TASK TO CARRY OUT ::
Print all of the data exactly.

EXERCISE MATERIALS ::
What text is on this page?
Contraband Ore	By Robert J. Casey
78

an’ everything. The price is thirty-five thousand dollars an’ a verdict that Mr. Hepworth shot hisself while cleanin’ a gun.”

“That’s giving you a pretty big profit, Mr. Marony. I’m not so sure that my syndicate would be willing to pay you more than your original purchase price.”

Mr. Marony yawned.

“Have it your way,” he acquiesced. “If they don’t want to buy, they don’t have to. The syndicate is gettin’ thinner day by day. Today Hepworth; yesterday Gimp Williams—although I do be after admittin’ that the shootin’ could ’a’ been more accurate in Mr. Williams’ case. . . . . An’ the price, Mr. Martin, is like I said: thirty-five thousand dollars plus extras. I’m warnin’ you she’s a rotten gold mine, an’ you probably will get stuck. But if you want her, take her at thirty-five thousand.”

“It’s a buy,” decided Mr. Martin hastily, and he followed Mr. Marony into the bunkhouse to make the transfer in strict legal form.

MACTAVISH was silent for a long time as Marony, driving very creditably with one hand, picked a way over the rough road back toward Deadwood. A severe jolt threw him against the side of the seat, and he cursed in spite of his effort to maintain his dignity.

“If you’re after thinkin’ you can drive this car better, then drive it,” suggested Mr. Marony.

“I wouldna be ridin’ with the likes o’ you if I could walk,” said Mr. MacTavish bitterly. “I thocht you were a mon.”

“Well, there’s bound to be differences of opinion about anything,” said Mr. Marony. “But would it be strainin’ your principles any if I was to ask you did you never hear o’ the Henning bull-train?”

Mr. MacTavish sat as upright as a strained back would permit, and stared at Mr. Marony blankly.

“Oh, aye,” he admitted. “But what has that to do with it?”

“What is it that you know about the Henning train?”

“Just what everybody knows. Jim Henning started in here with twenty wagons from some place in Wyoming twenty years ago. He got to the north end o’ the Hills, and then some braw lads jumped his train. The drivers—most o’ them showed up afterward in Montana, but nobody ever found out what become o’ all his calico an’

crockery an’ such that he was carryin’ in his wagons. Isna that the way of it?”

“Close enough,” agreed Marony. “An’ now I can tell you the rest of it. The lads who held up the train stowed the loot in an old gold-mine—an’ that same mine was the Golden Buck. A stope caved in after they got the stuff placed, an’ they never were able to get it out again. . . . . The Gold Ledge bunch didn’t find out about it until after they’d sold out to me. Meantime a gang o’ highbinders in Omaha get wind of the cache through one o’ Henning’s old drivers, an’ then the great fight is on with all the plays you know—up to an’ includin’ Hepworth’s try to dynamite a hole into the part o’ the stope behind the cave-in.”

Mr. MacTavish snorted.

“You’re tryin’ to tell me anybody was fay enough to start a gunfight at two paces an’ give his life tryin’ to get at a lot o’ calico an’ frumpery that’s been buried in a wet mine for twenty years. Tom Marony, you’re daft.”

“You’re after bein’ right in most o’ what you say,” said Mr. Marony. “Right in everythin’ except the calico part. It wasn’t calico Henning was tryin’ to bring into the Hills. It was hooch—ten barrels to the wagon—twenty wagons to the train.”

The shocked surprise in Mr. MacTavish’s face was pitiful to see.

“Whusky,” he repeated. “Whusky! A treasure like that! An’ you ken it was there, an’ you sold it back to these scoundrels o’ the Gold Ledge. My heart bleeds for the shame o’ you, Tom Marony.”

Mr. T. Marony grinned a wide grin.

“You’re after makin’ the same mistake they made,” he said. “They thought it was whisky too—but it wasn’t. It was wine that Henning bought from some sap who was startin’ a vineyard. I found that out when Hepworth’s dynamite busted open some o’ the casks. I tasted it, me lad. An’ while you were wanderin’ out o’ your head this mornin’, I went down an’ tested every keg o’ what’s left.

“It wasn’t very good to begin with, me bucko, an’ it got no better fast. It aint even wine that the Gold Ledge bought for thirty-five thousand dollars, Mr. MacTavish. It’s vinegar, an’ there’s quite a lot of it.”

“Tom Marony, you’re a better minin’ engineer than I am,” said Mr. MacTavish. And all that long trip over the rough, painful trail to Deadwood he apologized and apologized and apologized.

SOLUTION BELOW ::
What text is on this page?
Contraband Ore	By Robert J. Casey
78

an’ everything. The price is thirty-five thousand dollars an’ a verdict that Mr. Hepworth shot hisself while cleanin’ a gun.”

“That’s giving you a pretty big profit, Mr. Marony. I’m not so sure that my syndicate would be willing to pay you more than your original purchase price.”

Mr. Marony yawned.

“Have it your way,” he acquiesced. “If they don’t want to buy, they don’t have to. The syndicate is gettin’ thinner day by day. Today Hepworth; yesterday Gimp Williams—although I do be after admittin’ that the shootin’ could ’a’ been more accurate in Mr. Williams’ case. . . . . An’ the price, Mr. Martin, is like I said: thirty-five thousand dollars plus extras. I’m warnin’ you she’s a rotten gold mine, an’ you probably will get stuck. But if you want her, take her at thirty-five thousand.”

“It’s a buy,” decided Mr. Martin hastily, and he followed Mr. Marony into the bunkhouse to make the transfer in strict legal form.

MACTAVISH was silent for a long time as Marony, driving very creditably with one hand, picked a way over the rough road back toward Deadwood. A severe jolt threw him against the side of the seat, and he cursed in spite of his effort to maintain his dignity.

“If you’re after thinkin’ you can drive this car better, then drive it,” suggested Mr. Marony.

“I wouldna be ridin’ with the likes o’ you if I could walk,” said Mr. MacTavish bitterly. “I thocht you were a mon.”

“Well, there’s bound to be differences of opinion about anything,” said Mr. Marony. “But would it be strainin’ your principles any if I was to ask you did you never hear o’ the Henning bull-train?”

Mr. MacTavish sat as upright as a strained back would permit, and stared at Mr. Marony blankly.

“Oh, aye,” he admitted. “But what has that to do with it?”

“What is it that you know about the Henning train?”

“Just what everybody knows. Jim Henning started in here with twenty wagons from some place in Wyoming twenty years ago. He got to the north end o’ the Hills, and then some braw lads jumped his train. The drivers—most o’ them showed up afterward in Montana, but nobody ever found out what become o’ all his calico an’

crockery an’ such that he was carryin’ in his wagons. Isna that the way of it?”

“Close enough,” agreed Marony. “An’ now I can tell you the rest of it. The lads who held up the train stowed the loot in an old gold-mine—an’ that same mine was the Golden Buck. A stope caved in after they got the stuff placed, an’ they never were able to get it out again. . . . . The Gold Ledge bunch didn’t find out about it until after they’d sold out to me. Meantime a gang o’ highbinders in Omaha get wind of the cache through one o’ Henning’s old drivers, an’ then the great fight is on with all the plays you know—up to an’ includin’ Hepworth’s try to dynamite a hole into the part o’ the stope behind the cave-in.”

Mr. MacTavish snorted.

“You’re tryin’ to tell me anybody was fay enough to start a gunfight at two paces an’ give his life tryin’ to get at a lot o’ calico an’ frumpery that’s been buried in a wet mine for twenty years. Tom Marony, you’re daft.”

“You’re after bein’ right in most o’ what you say,” said Mr. Marony. “Right in everythin’ except the calico part. It wasn’t calico Henning was tryin’ to bring into the Hills. It was hooch—ten barrels to the wagon—twenty wagons to the train.”

The shocked surprise in Mr. MacTavish’s face was pitiful to see.

“Whusky,” he repeated. “Whusky! A treasure like that! An’ you ken it was there, an’ you sold it back to these scoundrels o’ the Gold Ledge. My heart bleeds for the shame o’ you, Tom Marony.”

Mr. T. Marony grinned a wide grin.

“You’re after makin’ the same mistake they made,” he said. “They thought it was whisky too—but it wasn’t. It was wine that Henning bought from some sap who was startin’ a vineyard. I found that out when Hepworth’s dynamite busted open some o’ the casks. I tasted it, me lad. An’ while you were wanderin’ out o’ your head this mornin’, I went down an’ tested every keg o’ what’s left.

“It wasn’t very good to begin with, me bucko, an’ it got no better fast. It aint even wine that the Gold Ledge bought for thirty-five thousand dollars, Mr. MacTavish. It’s vinegar, an’ there’s quite a lot of it.”

“Tom Marony, you’re a better minin’ engineer than I am,” said Mr. MacTavish. And all that long trip over the rough, painful trail to Deadwood he apologized and apologized and apologized.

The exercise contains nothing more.